─── Righe di dati ───

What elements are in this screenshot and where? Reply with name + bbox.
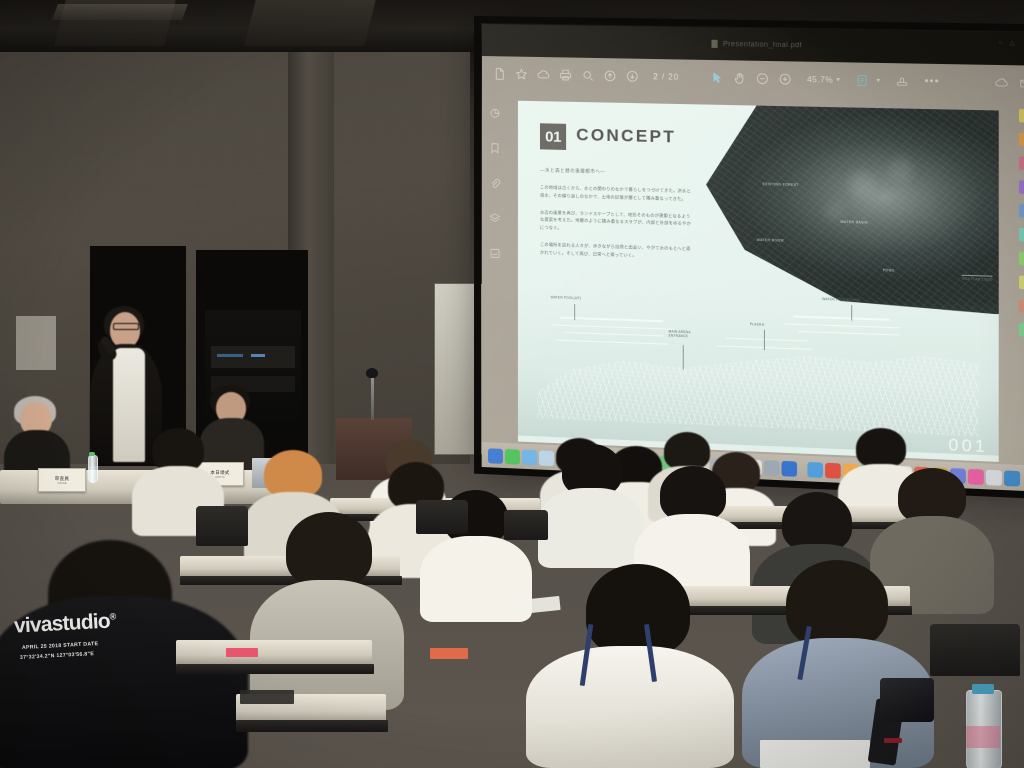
cloud-upload-icon[interactable] <box>532 63 554 85</box>
rack-led <box>217 354 243 357</box>
aerial-site-plan-image: EXISTING FOREST WATER BASIN WATER RIVER … <box>697 104 999 314</box>
registered-mark: ® <box>109 611 115 621</box>
annotation-tool-icon[interactable] <box>1018 109 1024 123</box>
aerial-label: EXISTING FOREST <box>763 182 799 187</box>
sidebar-item-attachments[interactable] <box>489 176 501 194</box>
dock-icon[interactable] <box>825 462 841 478</box>
annotation-tool-icon[interactable] <box>1018 204 1024 218</box>
overflow-menu-icon[interactable]: ••• <box>924 75 939 88</box>
app-body: 2 / 20 <box>482 56 1024 493</box>
aerial-label: WATER RIVER <box>757 238 784 243</box>
page-indicator[interactable]: 2 / 20 <box>653 72 679 82</box>
strata-line <box>793 316 890 320</box>
sidebar-item-signature[interactable] <box>489 246 501 264</box>
smartphone <box>240 690 294 704</box>
dock-icon[interactable] <box>807 461 823 477</box>
sidebar-item-thumbnails[interactable] <box>489 106 501 124</box>
dock-icon[interactable] <box>764 460 780 476</box>
search-icon[interactable] <box>576 64 598 87</box>
chair-back <box>930 624 1020 676</box>
zoom-level-value[interactable]: 45.7% <box>807 74 833 84</box>
bottle-cap <box>89 452 95 456</box>
paper-sheet <box>760 740 870 768</box>
document-icon <box>712 40 718 48</box>
screen-surface: Presentation_final.pdf ○ △ ⋮⋮ <box>482 24 1024 493</box>
cursor-select-icon[interactable] <box>706 66 729 89</box>
annotation-tool-icon[interactable] <box>1018 252 1024 266</box>
presenter-shirt <box>113 348 145 462</box>
annotation-tool-icon[interactable] <box>1018 133 1024 147</box>
pdf-sidebar <box>482 90 508 469</box>
desk-edge <box>236 720 388 732</box>
annotation-tool-rail[interactable] <box>1009 100 1024 492</box>
desk-edge <box>176 664 374 674</box>
render-callout: PLAZA A <box>750 322 765 327</box>
chair-back <box>196 506 248 546</box>
slide-number: 01 <box>545 128 561 145</box>
wall-notice-sheet <box>16 316 56 370</box>
window-title: Presentation_final.pdf <box>723 40 802 48</box>
podium-microphone-stand <box>371 372 374 420</box>
zoom-out-icon[interactable] <box>751 67 774 90</box>
strata-line <box>560 317 664 322</box>
dock-icon[interactable] <box>1004 470 1020 486</box>
page-total: 20 <box>668 72 679 81</box>
strata-line <box>784 323 901 328</box>
strata-line <box>555 339 668 344</box>
titlebar-right-controls: ○ △ ⋮⋮ <box>998 39 1024 47</box>
slide-paragraph: この地域は古くから、水との関わりのなかで暮らしをつづけてきた。洪水と渇水、その繰… <box>540 183 692 203</box>
placard-role: JUDGE <box>57 482 67 485</box>
annotation-tool-icon[interactable] <box>1018 275 1024 289</box>
arrow-down-icon[interactable] <box>621 64 643 87</box>
rack-panel <box>211 346 295 368</box>
callout-leader-line <box>683 345 684 369</box>
window-control[interactable]: ○ <box>998 40 1002 46</box>
slide-subtitle: —水と森と暦の重層都市へ— <box>540 167 605 175</box>
name-placard: 审査員 JUDGE <box>38 468 86 492</box>
stamp-icon[interactable] <box>891 69 914 92</box>
slide-paragraph: この場所を訪れる人々が、歩きながら自然と出会い、やがて水のもとへと導かれていく。… <box>540 241 692 261</box>
chevron-down-icon[interactable]: ▾ <box>836 75 840 83</box>
dock-icon[interactable] <box>505 448 520 464</box>
dock-icon[interactable] <box>782 460 798 476</box>
strata-line <box>798 331 900 336</box>
chair-back <box>504 510 548 540</box>
strata-line <box>565 332 664 337</box>
page-separator: / <box>662 72 665 81</box>
zoom-in-icon[interactable] <box>774 67 797 90</box>
slide-number-badge: 01 <box>540 123 566 150</box>
dock-icon[interactable] <box>986 469 1002 485</box>
callout-leader-line <box>574 304 575 321</box>
cloud-sync-icon[interactable] <box>990 71 1013 94</box>
fit-page-chevron-icon[interactable]: ▾ <box>877 76 881 84</box>
bottle-label <box>966 726 1000 748</box>
lecture-hall-photo: Presentation_final.pdf ○ △ ⋮⋮ <box>0 0 1024 768</box>
eyeglasses <box>113 323 139 330</box>
ceiling-light-strip <box>52 4 188 20</box>
callout-leader-line <box>851 306 852 321</box>
chair-back <box>416 500 468 534</box>
pdf-page: 01 CONCEPT —水と森と暦の重層都市へ— この地域は古くから、水との関わ… <box>518 101 999 462</box>
sidebar-item-bookmarks[interactable] <box>489 141 501 159</box>
slide-title: CONCEPT <box>576 125 676 147</box>
render-callout: MAIN ARENA ENTRANCE <box>669 330 691 339</box>
strata-line <box>551 324 674 329</box>
annotation-tool-icon[interactable] <box>1018 156 1024 170</box>
aerial-label: WATER BASIN <box>840 220 867 225</box>
callout-leader-line <box>764 330 765 350</box>
ceiling-beam <box>244 0 375 46</box>
video-camera <box>880 678 934 722</box>
rack-led <box>251 354 265 357</box>
annotation-tool-icon[interactable] <box>1018 180 1024 194</box>
notebook <box>226 648 258 657</box>
dock-icon[interactable] <box>968 468 984 484</box>
document-icon[interactable] <box>488 62 510 84</box>
hand-pan-icon[interactable] <box>728 66 751 89</box>
star-icon[interactable] <box>510 62 532 84</box>
notebook <box>430 648 468 659</box>
annotation-tool-icon[interactable] <box>1018 299 1024 313</box>
fit-page-icon[interactable] <box>850 69 873 92</box>
architectural-render: WATER POOL(UP) MAIN ARENA ENTRANCE PLAZA… <box>518 286 999 456</box>
projection-screen: Presentation_final.pdf ○ △ ⋮⋮ <box>482 24 1024 493</box>
desk-row <box>176 640 372 666</box>
bottle-cap <box>972 684 994 694</box>
dock-icon[interactable] <box>522 449 537 465</box>
strata-line <box>726 338 808 342</box>
mail-icon[interactable] <box>1014 71 1024 94</box>
dock-icon[interactable] <box>488 448 503 464</box>
dock-icon[interactable] <box>539 450 554 466</box>
page-current: 2 <box>653 72 659 81</box>
camera-accent <box>884 738 902 743</box>
tshirt-brand-text: vivastudio <box>13 610 110 638</box>
site-plan-scale-note: SITE PLAN 1:5000 <box>962 275 992 282</box>
annotation-tool-icon[interactable] <box>1018 228 1024 242</box>
arrow-up-icon[interactable] <box>598 64 620 87</box>
render-callout: WATER POOL(DOWN) <box>822 297 860 302</box>
slide-paragraph: 水辺の風景を再び、ランドスケープとして、地形そのものが建築となるような提案を考え… <box>540 208 692 236</box>
water-bottle <box>88 455 98 483</box>
annotation-tool-icon[interactable] <box>1018 323 1024 337</box>
aerial-label: POND <box>883 268 895 272</box>
podium-microphone <box>366 368 378 378</box>
slide-body-text: この地域は古くから、水との関わりのなかで暮らしをつづけてきた。洪水と渇水、その繰… <box>540 183 692 269</box>
aerial-texture <box>697 104 999 314</box>
render-callout: WATER POOL(UP) <box>551 296 581 301</box>
sidebar-item-layers[interactable] <box>489 211 501 229</box>
window-control[interactable]: △ <box>1010 39 1015 46</box>
slide-page-number: 001 <box>948 435 988 457</box>
printer-icon[interactable] <box>554 63 576 86</box>
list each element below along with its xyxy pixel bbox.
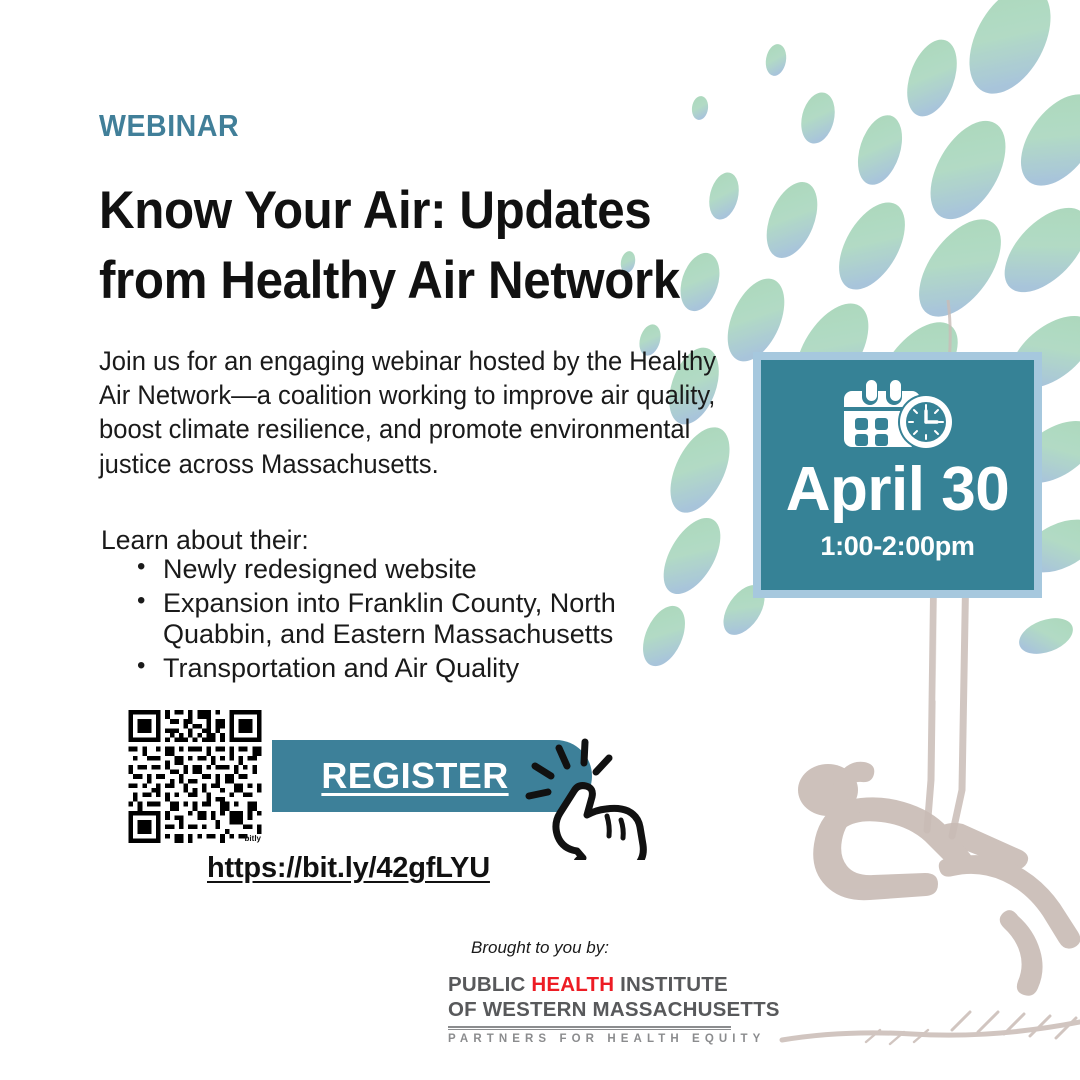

───

- **Esercizio proposto**: Indica quante righe dei dati contengono la parola "notebook", distinguendo tra maiuscole e minuscole. Scrivi soltanto il numero.

- **La risposta**: 2